THE REQUEST:
Keep only those lines of the records that include the string "Ananas".

Data records:
★ ★ ★ ★ ★ ★ ★

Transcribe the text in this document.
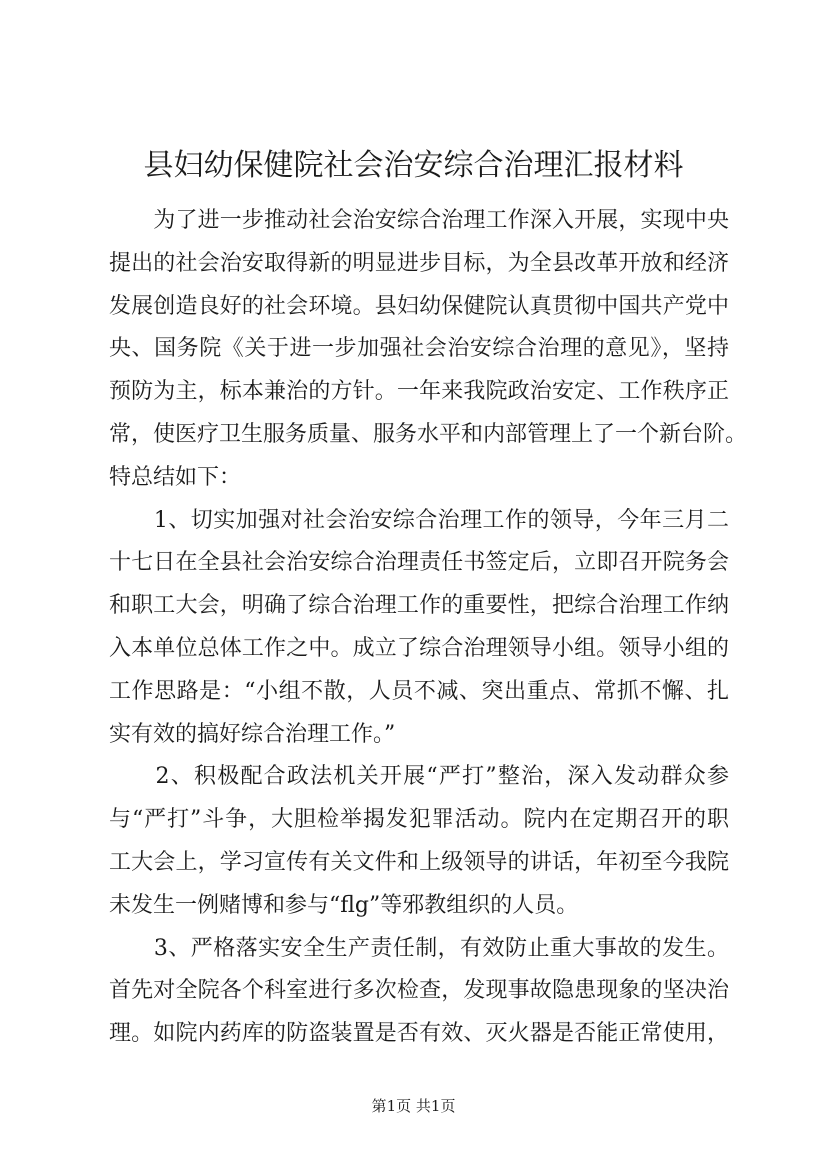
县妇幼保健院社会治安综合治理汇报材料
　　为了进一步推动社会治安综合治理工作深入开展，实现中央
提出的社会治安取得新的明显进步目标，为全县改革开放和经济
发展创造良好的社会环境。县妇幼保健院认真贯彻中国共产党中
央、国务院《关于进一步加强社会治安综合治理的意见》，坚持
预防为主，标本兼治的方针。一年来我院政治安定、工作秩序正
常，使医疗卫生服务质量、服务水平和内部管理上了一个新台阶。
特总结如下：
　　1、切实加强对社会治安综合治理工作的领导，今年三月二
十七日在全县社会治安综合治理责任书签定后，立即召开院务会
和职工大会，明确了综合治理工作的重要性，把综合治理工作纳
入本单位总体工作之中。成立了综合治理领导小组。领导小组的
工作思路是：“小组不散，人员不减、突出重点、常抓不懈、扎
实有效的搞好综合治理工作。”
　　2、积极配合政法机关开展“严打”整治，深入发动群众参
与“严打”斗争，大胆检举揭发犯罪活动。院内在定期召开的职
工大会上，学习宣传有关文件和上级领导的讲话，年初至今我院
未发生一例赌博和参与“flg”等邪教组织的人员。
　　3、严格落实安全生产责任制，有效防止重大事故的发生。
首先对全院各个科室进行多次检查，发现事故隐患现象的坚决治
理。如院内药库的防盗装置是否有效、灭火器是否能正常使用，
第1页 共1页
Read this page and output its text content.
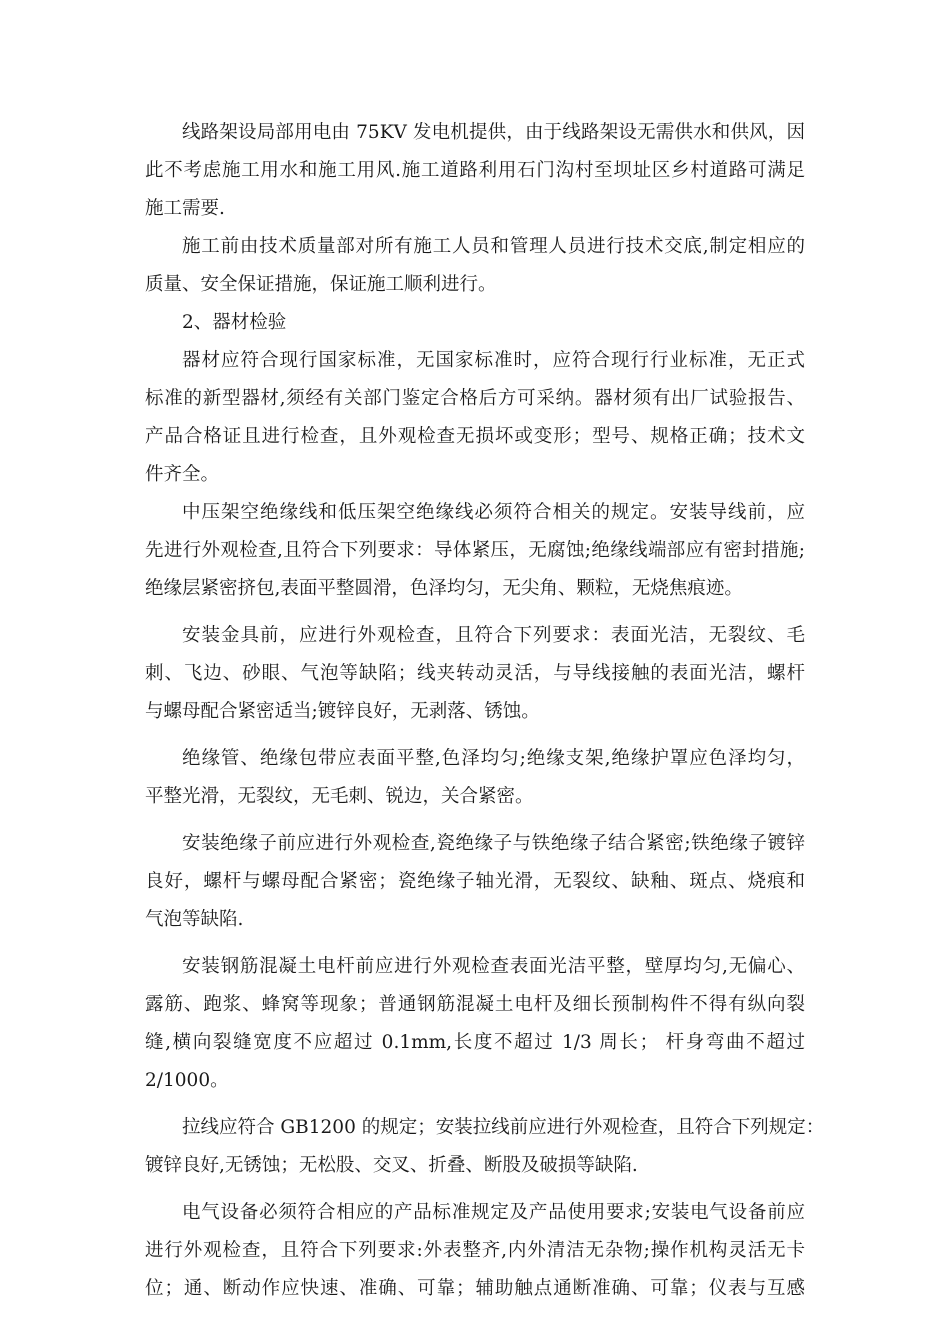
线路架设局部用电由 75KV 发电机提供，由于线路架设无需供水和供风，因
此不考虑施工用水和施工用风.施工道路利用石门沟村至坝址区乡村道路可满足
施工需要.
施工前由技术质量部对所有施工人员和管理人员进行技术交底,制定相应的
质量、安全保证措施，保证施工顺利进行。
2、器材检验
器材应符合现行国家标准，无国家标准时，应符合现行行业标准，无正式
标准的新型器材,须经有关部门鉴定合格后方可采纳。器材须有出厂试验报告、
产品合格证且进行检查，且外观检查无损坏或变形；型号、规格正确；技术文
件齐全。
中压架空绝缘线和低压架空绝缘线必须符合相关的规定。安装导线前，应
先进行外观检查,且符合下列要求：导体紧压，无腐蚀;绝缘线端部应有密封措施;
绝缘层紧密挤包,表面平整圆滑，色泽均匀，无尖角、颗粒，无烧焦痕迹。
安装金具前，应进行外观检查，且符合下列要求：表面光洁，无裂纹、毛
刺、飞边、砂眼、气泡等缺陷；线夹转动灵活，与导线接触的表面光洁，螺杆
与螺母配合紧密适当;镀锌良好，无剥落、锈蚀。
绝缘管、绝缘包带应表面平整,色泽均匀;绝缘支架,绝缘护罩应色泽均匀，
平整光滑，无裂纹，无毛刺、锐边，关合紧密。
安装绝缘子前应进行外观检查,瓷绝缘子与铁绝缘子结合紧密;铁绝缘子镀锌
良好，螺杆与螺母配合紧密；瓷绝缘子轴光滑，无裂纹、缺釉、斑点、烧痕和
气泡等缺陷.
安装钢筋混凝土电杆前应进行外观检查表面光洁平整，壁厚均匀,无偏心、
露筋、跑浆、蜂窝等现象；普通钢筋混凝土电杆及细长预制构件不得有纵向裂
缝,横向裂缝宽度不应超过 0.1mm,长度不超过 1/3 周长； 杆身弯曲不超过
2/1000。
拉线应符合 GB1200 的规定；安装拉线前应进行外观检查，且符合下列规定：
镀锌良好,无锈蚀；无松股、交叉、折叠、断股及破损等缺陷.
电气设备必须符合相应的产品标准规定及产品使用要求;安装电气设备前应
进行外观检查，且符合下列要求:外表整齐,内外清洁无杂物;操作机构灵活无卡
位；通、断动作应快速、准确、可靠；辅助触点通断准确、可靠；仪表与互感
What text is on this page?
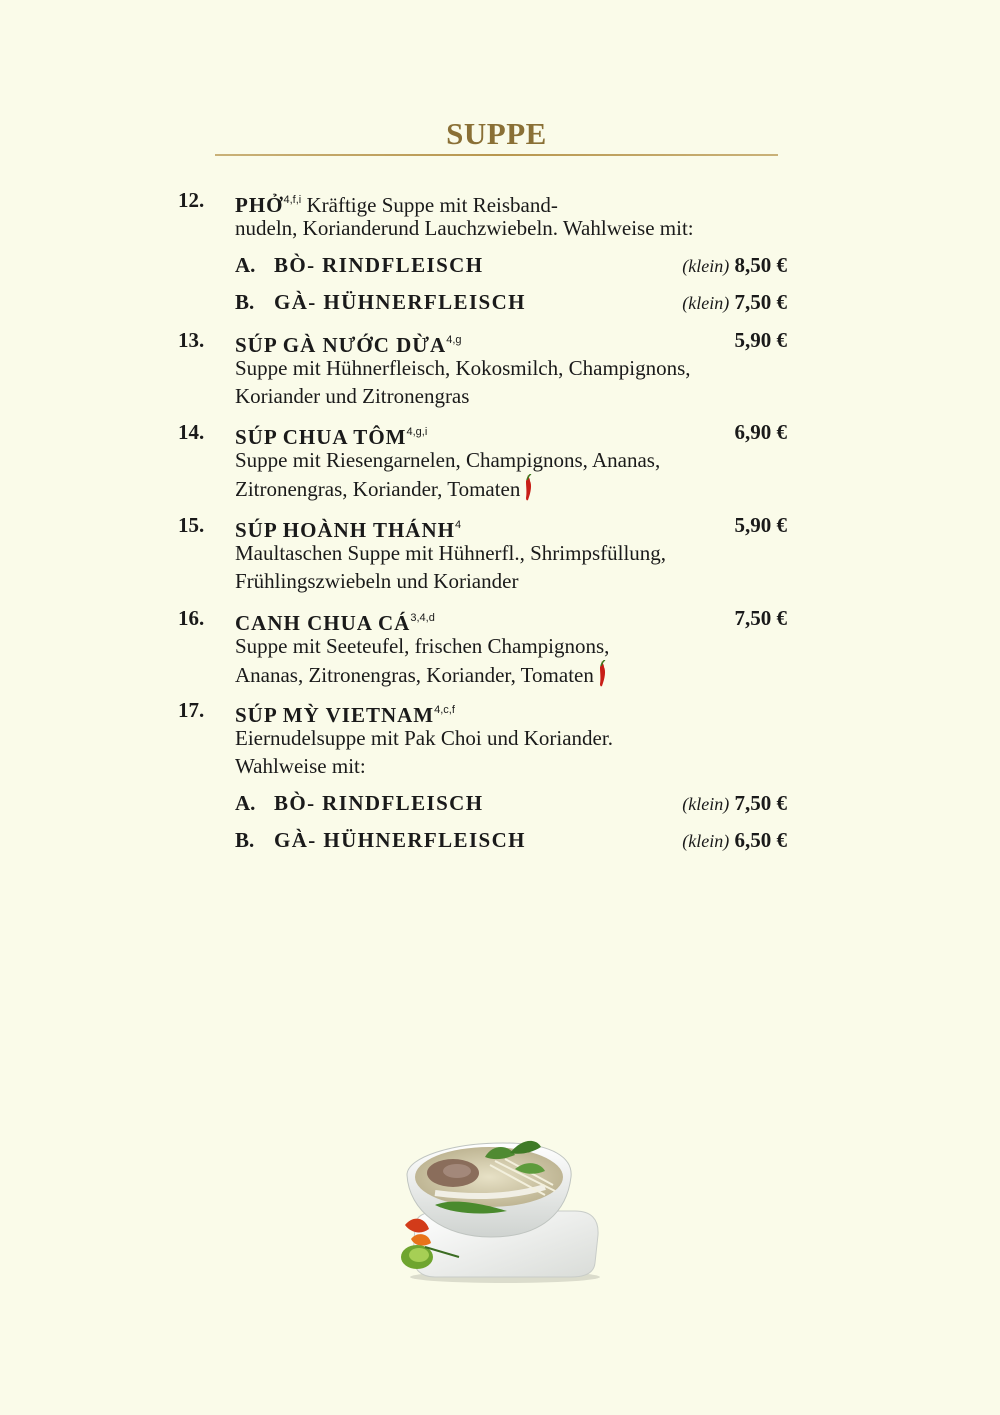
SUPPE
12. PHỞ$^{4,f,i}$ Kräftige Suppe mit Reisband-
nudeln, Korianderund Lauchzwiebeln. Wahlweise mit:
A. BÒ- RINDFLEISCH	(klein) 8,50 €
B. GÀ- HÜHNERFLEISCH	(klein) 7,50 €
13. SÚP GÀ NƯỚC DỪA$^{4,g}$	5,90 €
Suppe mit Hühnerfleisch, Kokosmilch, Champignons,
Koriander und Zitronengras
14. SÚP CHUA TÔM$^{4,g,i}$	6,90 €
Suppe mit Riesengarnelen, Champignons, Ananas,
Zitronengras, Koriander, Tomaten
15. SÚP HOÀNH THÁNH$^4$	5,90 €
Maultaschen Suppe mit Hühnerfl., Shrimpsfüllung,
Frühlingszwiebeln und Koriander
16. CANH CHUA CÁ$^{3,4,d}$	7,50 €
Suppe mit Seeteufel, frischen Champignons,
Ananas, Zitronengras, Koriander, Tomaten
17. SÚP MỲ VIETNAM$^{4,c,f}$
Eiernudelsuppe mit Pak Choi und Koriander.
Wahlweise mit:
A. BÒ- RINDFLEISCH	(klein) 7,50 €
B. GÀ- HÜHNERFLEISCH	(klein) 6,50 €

★ ★ ★ ★ ★ ★ ★

RIGHT ANSWER:
Suppe mit Riesengarnelen, Champignons, Ananas,
Ananas, Zitronengras, Koriander, Tomaten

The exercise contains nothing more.